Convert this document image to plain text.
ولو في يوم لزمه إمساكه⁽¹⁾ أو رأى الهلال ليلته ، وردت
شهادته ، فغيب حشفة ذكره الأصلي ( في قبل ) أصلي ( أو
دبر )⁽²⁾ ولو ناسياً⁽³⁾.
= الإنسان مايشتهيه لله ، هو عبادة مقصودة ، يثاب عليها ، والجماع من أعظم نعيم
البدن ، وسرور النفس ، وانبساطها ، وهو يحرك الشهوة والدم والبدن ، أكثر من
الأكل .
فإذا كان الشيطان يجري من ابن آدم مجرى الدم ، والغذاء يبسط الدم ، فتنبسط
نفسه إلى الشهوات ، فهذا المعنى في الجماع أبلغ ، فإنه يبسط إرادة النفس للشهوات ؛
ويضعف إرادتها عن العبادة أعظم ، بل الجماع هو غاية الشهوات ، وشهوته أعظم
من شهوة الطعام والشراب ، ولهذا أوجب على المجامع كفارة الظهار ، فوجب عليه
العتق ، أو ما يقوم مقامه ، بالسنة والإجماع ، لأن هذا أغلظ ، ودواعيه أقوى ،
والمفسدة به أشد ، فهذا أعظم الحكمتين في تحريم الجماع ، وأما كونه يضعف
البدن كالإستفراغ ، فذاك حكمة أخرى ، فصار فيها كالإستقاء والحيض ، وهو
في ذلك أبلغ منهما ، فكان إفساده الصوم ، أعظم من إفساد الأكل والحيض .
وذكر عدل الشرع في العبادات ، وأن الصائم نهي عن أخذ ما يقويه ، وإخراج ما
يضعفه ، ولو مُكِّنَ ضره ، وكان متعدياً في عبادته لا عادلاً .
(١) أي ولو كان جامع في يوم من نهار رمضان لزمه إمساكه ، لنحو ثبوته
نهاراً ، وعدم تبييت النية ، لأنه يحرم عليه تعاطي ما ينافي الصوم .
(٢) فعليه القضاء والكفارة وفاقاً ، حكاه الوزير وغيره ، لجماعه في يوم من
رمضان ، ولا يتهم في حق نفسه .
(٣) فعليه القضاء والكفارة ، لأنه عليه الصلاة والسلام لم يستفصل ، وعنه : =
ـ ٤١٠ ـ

= = = =

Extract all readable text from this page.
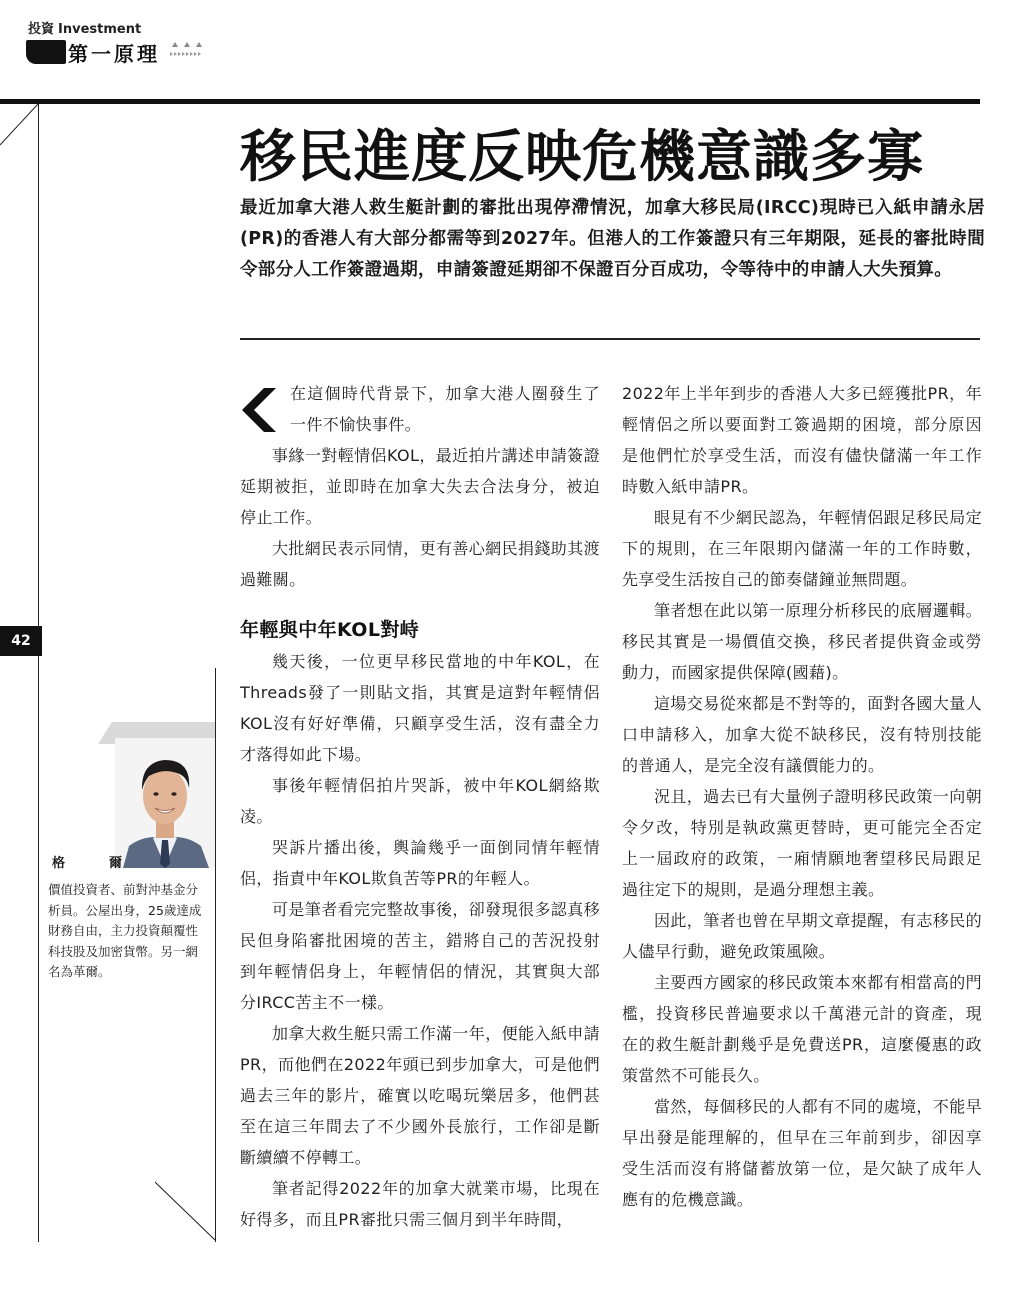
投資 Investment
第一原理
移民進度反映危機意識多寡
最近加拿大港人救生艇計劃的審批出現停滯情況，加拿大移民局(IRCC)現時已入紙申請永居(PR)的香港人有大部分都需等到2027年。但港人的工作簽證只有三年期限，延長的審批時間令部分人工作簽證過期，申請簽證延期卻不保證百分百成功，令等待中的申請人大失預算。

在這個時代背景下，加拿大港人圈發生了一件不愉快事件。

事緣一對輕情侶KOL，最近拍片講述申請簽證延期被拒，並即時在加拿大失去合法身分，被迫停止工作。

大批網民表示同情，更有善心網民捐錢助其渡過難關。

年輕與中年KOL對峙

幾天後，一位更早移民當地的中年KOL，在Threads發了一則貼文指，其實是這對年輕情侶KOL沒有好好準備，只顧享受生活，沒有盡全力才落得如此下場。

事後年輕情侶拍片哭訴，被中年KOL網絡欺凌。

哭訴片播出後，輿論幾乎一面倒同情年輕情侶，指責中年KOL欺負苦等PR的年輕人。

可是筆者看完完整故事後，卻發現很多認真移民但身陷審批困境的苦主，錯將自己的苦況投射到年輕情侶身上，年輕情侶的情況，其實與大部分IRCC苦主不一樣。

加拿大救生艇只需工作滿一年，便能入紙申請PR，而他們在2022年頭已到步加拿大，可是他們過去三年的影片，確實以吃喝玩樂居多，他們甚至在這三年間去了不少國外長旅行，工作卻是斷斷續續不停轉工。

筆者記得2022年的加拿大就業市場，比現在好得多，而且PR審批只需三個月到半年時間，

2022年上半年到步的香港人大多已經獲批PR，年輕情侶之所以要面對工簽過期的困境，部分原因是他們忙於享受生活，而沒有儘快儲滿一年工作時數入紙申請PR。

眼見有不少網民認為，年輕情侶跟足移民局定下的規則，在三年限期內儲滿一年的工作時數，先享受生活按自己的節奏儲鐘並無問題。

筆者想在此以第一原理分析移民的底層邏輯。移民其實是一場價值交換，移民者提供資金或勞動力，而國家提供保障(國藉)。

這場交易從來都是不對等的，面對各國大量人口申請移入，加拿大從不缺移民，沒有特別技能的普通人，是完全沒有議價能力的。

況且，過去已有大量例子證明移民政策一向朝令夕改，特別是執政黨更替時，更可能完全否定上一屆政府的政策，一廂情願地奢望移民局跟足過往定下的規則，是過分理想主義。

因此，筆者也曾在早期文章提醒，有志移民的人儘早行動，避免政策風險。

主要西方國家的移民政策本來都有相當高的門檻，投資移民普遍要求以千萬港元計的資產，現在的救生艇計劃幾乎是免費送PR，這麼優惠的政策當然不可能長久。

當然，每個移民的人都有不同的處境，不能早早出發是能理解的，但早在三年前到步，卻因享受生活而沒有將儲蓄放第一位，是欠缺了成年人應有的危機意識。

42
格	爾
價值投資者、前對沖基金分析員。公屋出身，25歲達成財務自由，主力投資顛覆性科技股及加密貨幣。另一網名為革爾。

= = = =

▶ [DIRECTIONS FOR THIS TASK]: Gather each line holding the string "النفس".

▶ [ANSWER]:
البدن ، وسرور النفس ، وانبساطها ، وهو يحرك الشهوة والدم والبدن ، أكثر من
نفسه إلى الشهوات ، فهذا المعنى في الجماع أبلغ ، فإنه يبسط إرادة النفس للشهوات ؛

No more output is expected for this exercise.